● EXERCISE: Reproduce all the entries exactly and keep the pictures out.

Recorded data
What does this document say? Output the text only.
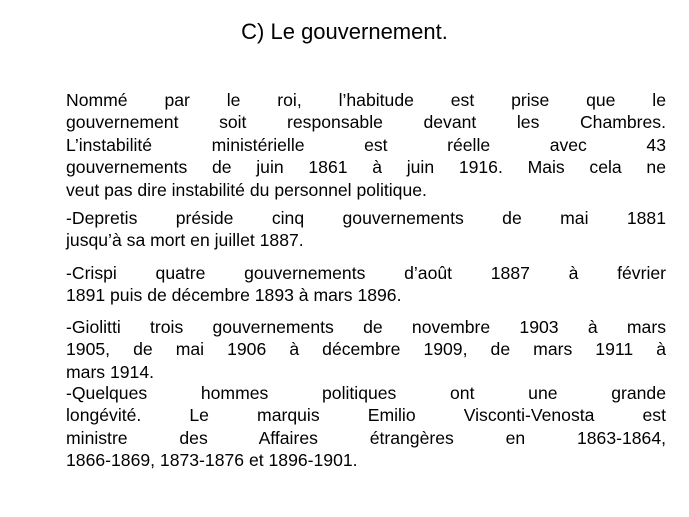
C) Le gouvernement.
Nommé par le roi, l’habitude est prise que le
gouvernement soit responsable devant les Chambres.
L’instabilité ministérielle est réelle avec 43
gouvernements de juin 1861 à juin 1916. Mais cela ne
veut pas dire instabilité du personnel politique.
-Depretis préside cinq gouvernements de mai 1881
jusqu’à sa mort en juillet 1887.
-Crispi quatre gouvernements d’août 1887 à février
1891 puis de décembre 1893 à mars 1896.
-Giolitti trois gouvernements de novembre 1903 à mars
1905, de mai 1906 à décembre 1909, de mars 1911 à
mars 1914.
-Quelques hommes politiques ont une grande
longévité. Le marquis Emilio Visconti-Venosta est
ministre des Affaires étrangères en 1863-1864,
1866-1869, 1873-1876 et 1896-1901.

● ANSWER IN FULL:
What does this document say? Output the text only.
C) Le gouvernement.
Nommé par le roi, l’habitude est prise que le
gouvernement soit responsable devant les Chambres.
L’instabilité ministérielle est réelle avec 43
gouvernements de juin 1861 à juin 1916. Mais cela ne
veut pas dire instabilité du personnel politique.
-Depretis préside cinq gouvernements de mai 1881
jusqu’à sa mort en juillet 1887.
-Crispi quatre gouvernements d’août 1887 à février
1891 puis de décembre 1893 à mars 1896.
-Giolitti trois gouvernements de novembre 1903 à mars
1905, de mai 1906 à décembre 1909, de mars 1911 à
mars 1914.
-Quelques hommes politiques ont une grande
longévité. Le marquis Emilio Visconti-Venosta est
ministre des Affaires étrangères en 1863-1864,
1866-1869, 1873-1876 et 1896-1901.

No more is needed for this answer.